◆ What is expected: Check each line of the records below and collect those holding "坟墓轨道".

◆ Data entries:
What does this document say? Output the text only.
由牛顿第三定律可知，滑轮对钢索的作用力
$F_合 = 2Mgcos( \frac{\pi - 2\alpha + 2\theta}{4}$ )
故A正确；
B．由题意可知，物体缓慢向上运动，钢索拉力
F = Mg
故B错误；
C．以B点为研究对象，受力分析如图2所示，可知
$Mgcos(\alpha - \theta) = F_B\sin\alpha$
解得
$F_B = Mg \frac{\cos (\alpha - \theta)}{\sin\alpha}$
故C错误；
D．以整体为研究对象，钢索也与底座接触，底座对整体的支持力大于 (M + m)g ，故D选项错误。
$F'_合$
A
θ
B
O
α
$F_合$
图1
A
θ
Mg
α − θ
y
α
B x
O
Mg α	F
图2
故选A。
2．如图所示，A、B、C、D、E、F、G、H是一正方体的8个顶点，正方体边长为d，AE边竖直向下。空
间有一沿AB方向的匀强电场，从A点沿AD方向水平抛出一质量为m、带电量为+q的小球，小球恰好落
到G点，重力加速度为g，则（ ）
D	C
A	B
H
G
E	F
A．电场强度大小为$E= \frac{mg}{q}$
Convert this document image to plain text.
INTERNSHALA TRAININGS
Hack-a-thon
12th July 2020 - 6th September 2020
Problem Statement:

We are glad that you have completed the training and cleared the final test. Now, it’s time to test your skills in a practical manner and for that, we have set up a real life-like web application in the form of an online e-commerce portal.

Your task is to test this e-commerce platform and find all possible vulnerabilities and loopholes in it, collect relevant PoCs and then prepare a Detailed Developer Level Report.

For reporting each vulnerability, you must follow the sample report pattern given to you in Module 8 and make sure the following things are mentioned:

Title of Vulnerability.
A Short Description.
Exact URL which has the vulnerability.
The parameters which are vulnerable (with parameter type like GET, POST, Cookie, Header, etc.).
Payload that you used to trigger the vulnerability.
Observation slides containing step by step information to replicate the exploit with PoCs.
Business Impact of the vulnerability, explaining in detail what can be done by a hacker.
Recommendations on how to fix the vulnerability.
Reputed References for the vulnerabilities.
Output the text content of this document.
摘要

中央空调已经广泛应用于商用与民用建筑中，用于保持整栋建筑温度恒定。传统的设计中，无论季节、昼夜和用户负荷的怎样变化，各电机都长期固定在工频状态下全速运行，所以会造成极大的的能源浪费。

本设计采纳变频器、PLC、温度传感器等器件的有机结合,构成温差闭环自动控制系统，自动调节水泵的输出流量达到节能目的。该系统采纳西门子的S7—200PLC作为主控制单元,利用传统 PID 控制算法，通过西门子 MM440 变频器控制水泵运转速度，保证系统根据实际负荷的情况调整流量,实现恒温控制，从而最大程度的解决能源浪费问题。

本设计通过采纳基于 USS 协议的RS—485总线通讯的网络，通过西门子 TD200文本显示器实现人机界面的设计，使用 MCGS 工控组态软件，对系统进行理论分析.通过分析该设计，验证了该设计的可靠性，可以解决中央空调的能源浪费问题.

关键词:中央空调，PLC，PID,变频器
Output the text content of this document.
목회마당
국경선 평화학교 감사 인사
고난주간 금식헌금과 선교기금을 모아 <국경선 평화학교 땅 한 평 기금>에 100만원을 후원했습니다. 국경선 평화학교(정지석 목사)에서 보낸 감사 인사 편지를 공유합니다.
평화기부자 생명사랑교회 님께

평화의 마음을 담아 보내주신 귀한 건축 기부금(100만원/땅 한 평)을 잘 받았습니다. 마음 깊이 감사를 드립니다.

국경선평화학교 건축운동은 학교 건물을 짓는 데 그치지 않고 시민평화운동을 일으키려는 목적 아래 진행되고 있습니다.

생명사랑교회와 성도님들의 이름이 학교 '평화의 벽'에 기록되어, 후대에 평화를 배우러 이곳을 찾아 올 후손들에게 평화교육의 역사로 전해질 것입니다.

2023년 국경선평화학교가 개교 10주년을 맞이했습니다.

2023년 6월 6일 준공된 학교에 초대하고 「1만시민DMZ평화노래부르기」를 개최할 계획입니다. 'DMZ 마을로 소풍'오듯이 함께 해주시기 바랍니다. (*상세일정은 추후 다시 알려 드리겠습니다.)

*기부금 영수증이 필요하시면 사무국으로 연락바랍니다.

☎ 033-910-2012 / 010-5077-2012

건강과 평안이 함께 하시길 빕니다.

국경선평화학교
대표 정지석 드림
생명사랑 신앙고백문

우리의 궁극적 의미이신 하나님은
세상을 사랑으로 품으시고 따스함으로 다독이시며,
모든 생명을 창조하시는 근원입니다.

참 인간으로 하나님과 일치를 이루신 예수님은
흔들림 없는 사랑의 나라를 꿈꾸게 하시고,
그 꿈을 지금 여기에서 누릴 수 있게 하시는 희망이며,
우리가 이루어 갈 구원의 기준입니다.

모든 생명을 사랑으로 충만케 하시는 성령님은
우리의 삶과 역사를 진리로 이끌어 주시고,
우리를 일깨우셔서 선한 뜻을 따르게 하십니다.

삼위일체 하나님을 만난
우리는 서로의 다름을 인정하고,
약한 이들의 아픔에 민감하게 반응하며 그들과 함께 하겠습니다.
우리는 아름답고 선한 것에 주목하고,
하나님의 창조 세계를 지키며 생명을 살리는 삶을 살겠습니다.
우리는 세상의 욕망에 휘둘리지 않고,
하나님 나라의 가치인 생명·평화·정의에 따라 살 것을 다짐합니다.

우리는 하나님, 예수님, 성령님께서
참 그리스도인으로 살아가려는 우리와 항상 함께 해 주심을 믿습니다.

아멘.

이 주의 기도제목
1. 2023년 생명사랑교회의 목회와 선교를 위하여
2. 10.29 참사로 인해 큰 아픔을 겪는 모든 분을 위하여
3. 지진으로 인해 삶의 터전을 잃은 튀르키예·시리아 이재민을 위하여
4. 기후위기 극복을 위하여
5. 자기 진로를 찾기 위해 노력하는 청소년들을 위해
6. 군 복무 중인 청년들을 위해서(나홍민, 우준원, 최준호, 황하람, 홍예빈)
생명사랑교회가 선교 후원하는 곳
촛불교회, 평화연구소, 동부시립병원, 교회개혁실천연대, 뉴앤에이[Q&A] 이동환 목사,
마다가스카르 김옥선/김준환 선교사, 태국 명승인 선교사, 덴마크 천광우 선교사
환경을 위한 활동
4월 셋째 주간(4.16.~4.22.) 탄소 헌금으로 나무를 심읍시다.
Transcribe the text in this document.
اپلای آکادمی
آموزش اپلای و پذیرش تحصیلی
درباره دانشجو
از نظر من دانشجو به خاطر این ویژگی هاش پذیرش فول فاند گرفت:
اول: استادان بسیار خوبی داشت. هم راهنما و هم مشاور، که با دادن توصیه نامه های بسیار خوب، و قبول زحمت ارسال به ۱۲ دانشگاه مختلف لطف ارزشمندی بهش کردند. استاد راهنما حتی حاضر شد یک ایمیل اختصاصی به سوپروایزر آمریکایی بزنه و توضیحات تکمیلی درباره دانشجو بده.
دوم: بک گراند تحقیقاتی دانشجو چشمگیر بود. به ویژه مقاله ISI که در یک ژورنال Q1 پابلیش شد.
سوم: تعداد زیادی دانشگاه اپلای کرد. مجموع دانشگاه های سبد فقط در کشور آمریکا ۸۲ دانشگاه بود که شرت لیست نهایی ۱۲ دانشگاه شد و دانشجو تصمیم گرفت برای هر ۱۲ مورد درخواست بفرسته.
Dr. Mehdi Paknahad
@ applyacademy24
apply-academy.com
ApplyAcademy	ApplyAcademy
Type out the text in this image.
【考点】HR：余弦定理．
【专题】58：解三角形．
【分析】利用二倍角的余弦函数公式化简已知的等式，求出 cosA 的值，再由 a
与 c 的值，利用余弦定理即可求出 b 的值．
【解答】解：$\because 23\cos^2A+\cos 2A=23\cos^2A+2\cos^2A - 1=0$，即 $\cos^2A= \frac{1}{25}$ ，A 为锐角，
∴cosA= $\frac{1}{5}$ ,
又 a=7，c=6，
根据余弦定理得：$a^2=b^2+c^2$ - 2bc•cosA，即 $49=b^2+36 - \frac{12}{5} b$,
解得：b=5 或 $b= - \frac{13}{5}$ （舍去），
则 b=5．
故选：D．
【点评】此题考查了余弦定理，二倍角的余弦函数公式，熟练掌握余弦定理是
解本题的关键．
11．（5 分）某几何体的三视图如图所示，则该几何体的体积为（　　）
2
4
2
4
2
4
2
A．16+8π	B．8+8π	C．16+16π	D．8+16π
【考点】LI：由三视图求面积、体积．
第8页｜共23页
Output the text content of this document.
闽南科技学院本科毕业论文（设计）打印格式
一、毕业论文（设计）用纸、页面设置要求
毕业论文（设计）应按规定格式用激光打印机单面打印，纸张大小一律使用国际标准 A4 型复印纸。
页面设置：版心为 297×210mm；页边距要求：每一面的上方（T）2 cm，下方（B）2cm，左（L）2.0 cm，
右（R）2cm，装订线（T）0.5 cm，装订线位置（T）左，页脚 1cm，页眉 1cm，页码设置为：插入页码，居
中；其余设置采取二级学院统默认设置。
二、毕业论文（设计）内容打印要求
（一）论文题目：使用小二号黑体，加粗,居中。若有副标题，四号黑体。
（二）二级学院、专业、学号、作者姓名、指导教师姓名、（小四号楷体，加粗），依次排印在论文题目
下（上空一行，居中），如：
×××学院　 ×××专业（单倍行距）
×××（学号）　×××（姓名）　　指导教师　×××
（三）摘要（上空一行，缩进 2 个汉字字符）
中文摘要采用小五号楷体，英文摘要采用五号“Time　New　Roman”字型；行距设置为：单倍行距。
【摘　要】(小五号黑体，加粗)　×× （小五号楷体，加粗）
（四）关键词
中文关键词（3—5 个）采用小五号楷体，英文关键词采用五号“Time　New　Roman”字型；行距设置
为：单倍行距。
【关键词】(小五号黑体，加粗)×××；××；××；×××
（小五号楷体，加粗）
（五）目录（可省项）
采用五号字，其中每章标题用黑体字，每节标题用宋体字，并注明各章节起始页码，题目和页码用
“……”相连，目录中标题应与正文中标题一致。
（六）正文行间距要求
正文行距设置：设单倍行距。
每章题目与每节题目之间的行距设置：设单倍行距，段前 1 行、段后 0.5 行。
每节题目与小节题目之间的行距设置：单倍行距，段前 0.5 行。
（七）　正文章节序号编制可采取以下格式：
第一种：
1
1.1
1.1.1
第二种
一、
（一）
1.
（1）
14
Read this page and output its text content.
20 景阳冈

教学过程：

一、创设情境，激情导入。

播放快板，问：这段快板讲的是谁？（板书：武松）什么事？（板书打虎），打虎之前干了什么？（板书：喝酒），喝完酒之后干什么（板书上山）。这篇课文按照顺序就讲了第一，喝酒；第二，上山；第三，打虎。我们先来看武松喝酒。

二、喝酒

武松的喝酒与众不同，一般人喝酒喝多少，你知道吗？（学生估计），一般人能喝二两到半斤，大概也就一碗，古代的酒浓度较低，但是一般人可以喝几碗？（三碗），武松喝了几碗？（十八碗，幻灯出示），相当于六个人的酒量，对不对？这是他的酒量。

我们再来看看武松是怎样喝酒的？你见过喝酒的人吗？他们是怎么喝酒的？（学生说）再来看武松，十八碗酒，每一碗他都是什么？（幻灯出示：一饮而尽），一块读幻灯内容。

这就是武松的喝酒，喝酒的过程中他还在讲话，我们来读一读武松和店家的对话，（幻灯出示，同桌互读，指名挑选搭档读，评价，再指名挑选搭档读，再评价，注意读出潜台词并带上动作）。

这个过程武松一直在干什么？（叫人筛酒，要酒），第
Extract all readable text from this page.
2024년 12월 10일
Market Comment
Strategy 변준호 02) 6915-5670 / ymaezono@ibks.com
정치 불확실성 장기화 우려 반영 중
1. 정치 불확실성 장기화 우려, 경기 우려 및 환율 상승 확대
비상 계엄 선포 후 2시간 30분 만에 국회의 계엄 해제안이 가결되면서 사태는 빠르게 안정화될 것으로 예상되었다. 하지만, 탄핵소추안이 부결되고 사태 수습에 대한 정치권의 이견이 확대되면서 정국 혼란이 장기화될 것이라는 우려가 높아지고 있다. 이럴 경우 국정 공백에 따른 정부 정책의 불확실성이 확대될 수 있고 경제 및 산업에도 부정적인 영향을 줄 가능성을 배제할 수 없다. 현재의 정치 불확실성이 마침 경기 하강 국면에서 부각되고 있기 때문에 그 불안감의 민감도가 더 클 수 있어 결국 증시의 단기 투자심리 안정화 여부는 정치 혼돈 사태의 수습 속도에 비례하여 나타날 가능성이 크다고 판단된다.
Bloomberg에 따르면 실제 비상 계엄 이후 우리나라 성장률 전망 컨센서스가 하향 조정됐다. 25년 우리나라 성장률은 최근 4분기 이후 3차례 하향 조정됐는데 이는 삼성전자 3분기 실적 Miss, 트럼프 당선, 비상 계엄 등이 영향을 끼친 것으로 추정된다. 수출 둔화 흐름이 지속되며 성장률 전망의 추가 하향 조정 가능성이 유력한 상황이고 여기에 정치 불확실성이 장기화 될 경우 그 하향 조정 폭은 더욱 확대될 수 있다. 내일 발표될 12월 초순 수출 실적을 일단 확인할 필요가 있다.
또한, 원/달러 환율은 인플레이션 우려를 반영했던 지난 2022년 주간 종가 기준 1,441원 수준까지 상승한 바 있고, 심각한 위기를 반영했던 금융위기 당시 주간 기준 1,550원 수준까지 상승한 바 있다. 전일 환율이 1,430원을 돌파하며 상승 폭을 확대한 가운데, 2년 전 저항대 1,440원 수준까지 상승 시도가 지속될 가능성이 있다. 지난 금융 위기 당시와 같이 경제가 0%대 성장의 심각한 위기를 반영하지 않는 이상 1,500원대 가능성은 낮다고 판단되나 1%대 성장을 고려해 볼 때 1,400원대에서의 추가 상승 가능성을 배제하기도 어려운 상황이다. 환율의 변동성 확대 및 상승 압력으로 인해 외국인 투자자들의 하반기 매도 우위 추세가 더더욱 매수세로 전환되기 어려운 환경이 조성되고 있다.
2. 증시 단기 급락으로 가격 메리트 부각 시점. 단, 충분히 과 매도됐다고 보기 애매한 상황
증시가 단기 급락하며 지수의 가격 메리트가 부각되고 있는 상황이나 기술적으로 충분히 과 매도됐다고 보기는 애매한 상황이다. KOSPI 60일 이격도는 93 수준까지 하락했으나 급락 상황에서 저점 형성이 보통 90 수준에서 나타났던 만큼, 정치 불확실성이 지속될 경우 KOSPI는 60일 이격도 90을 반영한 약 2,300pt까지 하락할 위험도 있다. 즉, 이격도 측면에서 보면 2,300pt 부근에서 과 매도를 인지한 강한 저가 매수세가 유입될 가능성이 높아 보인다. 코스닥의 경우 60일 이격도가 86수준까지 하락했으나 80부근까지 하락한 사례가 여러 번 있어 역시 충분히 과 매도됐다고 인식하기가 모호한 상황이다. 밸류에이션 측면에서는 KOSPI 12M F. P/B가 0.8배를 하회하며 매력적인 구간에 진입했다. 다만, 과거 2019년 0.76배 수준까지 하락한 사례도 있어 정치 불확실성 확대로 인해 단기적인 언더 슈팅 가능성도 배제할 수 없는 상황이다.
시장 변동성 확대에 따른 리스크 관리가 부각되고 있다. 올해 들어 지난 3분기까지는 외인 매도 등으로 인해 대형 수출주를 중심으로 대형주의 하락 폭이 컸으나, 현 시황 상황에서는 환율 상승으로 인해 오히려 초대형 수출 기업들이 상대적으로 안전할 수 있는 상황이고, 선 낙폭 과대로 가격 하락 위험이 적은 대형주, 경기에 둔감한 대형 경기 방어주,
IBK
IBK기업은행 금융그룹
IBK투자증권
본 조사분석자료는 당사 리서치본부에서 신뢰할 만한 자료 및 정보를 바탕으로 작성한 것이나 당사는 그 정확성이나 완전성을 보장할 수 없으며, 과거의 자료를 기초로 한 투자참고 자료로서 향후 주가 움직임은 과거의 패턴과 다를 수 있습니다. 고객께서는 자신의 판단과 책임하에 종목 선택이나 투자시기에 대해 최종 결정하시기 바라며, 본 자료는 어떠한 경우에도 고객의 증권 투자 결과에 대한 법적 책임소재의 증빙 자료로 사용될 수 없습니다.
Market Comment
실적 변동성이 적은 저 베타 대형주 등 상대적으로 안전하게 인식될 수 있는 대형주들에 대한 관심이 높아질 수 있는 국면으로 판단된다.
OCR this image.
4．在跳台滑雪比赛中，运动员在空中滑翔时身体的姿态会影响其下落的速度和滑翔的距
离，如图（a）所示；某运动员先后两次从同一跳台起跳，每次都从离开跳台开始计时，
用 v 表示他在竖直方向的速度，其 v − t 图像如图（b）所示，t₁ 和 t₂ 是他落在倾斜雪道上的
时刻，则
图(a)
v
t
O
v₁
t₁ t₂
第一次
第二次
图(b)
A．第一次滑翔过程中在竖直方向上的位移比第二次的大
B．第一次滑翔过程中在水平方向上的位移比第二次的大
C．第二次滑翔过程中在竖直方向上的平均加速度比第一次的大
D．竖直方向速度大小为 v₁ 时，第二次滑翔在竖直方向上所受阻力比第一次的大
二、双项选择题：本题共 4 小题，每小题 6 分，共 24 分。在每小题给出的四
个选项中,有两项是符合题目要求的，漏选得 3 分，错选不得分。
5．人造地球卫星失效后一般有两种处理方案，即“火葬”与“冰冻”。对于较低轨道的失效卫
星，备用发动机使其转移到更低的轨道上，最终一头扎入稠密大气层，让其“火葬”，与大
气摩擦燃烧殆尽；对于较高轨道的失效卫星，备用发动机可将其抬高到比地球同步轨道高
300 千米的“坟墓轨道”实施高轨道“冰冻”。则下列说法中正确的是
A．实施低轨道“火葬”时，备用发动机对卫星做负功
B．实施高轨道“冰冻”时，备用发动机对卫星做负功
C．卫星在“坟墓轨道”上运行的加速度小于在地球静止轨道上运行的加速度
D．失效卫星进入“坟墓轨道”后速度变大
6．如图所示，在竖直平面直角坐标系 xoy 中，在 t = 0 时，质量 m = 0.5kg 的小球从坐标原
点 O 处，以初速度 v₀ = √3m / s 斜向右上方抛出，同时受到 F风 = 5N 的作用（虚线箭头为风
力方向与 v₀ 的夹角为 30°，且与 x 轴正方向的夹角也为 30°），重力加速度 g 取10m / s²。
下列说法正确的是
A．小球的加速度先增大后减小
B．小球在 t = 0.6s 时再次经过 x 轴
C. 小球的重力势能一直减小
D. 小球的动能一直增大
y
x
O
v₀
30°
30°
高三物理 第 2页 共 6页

◆ Worked answer:
300 千米的“坟墓轨道”实施高轨道“冰冻”。则下列说法中正确的是
C．卫星在“坟墓轨道”上运行的加速度小于在地球静止轨道上运行的加速度
D．失效卫星进入“坟墓轨道”后速度变大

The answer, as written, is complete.